§ Exercise prompt:
Transcribe the records exactly from the line with "What's the underlying" to the end, both included.

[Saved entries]
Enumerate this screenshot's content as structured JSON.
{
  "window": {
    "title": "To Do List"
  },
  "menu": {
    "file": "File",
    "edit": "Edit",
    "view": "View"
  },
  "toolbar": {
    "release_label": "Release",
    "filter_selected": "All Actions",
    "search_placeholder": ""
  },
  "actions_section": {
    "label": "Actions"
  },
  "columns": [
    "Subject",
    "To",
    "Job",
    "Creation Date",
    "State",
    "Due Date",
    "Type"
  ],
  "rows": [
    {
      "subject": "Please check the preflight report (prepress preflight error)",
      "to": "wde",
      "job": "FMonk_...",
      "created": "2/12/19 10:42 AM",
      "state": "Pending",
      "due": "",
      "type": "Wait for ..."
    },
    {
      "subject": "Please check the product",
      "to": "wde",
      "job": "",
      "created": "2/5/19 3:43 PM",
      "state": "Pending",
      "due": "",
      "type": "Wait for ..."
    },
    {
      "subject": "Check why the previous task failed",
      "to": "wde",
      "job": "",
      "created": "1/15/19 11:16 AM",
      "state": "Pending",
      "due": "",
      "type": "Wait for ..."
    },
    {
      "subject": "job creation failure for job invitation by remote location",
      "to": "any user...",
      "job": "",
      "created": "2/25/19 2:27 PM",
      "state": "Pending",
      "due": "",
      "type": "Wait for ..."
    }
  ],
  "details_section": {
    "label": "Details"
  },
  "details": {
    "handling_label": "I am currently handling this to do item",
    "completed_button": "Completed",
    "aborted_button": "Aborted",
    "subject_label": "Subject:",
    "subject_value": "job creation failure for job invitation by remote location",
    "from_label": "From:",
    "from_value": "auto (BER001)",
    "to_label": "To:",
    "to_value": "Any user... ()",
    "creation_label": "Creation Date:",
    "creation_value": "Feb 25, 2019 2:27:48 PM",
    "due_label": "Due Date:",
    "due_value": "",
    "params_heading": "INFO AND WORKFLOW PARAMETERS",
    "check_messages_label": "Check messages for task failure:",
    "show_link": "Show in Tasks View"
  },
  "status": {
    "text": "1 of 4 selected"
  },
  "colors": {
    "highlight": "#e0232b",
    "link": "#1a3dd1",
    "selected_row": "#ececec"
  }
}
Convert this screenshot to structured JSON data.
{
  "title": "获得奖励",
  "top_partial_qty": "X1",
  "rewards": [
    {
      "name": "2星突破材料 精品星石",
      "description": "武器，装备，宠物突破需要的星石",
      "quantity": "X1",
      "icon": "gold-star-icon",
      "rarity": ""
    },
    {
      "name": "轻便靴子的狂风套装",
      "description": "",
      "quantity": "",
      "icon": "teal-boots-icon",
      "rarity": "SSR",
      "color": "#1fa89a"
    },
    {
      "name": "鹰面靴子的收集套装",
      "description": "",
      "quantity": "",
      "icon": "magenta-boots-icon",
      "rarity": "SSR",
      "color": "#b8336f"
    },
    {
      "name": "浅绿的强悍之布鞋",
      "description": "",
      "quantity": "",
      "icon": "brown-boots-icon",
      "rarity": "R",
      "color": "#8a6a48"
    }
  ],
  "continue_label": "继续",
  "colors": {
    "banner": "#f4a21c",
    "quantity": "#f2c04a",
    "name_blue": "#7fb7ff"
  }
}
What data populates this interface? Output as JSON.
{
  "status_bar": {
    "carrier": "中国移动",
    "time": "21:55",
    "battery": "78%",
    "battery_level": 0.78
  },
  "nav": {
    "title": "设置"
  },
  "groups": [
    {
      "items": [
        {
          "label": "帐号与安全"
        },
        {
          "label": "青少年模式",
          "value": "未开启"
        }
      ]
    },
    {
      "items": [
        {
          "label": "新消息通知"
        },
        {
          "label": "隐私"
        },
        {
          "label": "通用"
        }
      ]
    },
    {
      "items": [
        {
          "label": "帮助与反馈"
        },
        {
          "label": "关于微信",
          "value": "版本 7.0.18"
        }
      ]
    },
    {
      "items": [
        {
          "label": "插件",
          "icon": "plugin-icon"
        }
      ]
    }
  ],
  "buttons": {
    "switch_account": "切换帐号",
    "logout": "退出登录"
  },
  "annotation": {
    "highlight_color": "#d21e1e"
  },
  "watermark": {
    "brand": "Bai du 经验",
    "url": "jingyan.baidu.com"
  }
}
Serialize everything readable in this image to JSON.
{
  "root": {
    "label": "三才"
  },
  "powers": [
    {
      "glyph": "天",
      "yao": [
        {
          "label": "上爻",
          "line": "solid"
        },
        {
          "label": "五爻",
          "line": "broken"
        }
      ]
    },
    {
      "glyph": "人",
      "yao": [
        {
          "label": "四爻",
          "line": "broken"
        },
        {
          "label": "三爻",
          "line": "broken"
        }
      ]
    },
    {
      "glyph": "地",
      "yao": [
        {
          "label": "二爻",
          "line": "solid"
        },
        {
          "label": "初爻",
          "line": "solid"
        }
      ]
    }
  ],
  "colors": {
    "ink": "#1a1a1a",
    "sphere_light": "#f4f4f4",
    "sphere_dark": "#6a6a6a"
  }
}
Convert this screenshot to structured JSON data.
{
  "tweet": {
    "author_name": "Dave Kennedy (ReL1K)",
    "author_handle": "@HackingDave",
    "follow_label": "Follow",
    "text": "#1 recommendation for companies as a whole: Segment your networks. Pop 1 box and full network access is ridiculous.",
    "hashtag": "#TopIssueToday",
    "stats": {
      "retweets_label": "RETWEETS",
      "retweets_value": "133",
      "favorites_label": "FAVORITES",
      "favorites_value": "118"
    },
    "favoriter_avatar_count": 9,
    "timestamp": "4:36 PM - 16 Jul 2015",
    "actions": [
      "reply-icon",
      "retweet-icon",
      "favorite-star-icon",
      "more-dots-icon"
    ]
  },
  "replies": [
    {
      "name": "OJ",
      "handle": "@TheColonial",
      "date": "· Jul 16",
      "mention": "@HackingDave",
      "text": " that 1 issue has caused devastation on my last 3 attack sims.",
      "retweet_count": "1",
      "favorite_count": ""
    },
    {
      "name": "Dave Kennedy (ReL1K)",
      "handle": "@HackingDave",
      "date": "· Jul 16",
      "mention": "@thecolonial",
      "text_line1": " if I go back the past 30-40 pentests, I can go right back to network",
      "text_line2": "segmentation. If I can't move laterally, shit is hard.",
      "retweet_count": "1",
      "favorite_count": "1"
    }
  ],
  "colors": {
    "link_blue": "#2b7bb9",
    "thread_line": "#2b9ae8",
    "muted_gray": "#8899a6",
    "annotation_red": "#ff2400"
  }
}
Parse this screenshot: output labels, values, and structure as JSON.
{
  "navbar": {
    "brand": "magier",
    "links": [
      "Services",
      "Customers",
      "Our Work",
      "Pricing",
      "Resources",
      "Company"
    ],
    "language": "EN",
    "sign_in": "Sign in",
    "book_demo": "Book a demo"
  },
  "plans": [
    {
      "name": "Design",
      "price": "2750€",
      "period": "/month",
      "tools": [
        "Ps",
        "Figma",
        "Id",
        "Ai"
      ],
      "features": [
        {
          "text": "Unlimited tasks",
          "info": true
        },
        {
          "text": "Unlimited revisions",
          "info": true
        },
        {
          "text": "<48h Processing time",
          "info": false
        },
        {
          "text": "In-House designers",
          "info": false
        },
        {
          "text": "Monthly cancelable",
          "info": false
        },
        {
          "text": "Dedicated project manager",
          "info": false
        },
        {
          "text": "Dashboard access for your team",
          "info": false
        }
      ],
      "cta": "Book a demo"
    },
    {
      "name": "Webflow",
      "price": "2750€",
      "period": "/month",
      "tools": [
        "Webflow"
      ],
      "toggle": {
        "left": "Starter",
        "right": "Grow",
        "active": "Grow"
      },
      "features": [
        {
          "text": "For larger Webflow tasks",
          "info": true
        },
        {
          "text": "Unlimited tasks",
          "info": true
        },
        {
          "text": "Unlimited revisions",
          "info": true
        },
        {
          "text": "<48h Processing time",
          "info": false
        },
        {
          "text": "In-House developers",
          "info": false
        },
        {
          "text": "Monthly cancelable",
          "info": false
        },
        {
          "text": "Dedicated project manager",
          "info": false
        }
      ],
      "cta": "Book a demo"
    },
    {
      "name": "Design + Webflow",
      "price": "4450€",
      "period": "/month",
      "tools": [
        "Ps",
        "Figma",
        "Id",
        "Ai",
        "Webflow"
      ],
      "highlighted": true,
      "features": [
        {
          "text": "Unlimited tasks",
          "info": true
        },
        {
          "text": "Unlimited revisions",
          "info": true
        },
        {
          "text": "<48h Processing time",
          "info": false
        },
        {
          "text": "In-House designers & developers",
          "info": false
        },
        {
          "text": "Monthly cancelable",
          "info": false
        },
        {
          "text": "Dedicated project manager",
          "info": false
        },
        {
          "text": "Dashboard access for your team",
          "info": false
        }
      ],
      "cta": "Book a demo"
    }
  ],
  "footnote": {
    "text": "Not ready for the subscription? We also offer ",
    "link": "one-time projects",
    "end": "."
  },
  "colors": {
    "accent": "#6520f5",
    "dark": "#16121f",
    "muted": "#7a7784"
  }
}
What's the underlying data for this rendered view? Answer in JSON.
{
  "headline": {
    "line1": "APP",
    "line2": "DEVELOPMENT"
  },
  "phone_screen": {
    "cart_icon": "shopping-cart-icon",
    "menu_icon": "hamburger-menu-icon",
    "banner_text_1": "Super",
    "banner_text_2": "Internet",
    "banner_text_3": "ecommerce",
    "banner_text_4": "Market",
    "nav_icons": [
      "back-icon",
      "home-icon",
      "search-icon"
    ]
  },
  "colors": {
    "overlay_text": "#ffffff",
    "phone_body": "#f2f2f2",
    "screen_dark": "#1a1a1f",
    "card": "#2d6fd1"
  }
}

§ Output of the exercise:
What's the underlying data for this rendered view? Answer in JSON.
{
  "headline": {
    "line1": "APP",
    "line2": "DEVELOPMENT"
  },
  "phone_screen": {
    "cart_icon": "shopping-cart-icon",
    "menu_icon": "hamburger-menu-icon",
    "banner_text_1": "Super",
    "banner_text_2": "Internet",
    "banner_text_3": "ecommerce",
    "banner_text_4": "Market",
    "nav_icons": [
      "back-icon",
      "home-icon",
      "search-icon"
    ]
  },
  "colors": {
    "overlay_text": "#ffffff",
    "phone_body": "#f2f2f2",
    "screen_dark": "#1a1a1f",
    "card": "#2d6fd1"
  }
}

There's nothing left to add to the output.